### Prompt
Find the lines holding the word "this" and collect them.
━━━━━━━━━━━━━━━━━━━━
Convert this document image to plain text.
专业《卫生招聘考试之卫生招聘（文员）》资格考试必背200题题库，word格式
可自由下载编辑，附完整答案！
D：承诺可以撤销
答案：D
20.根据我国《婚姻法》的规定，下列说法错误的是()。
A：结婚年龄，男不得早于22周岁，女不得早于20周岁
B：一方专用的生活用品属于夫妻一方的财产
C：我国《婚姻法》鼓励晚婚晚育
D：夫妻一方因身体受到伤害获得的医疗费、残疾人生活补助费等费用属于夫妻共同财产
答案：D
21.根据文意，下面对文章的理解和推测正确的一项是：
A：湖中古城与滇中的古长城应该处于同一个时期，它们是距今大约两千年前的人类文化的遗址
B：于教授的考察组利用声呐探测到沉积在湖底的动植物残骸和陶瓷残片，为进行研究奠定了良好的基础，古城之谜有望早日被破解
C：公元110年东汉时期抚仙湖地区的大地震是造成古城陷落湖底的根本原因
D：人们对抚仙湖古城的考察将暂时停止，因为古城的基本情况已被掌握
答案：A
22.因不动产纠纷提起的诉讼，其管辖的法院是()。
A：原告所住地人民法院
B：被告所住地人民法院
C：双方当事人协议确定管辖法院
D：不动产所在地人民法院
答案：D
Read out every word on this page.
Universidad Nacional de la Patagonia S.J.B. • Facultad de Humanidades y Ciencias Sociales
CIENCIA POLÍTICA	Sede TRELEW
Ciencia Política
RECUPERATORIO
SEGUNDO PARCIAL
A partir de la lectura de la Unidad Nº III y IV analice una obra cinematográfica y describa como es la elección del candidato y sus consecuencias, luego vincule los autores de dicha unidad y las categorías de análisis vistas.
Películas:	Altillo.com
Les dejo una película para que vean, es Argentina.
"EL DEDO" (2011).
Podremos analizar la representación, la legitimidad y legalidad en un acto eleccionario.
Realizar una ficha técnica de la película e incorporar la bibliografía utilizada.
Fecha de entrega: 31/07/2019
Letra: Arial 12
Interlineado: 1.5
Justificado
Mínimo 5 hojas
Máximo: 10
━━━━━━━━━━━━━━━━━━━━
### Reply
Convert this document image to plain text.
Read out every word on this page.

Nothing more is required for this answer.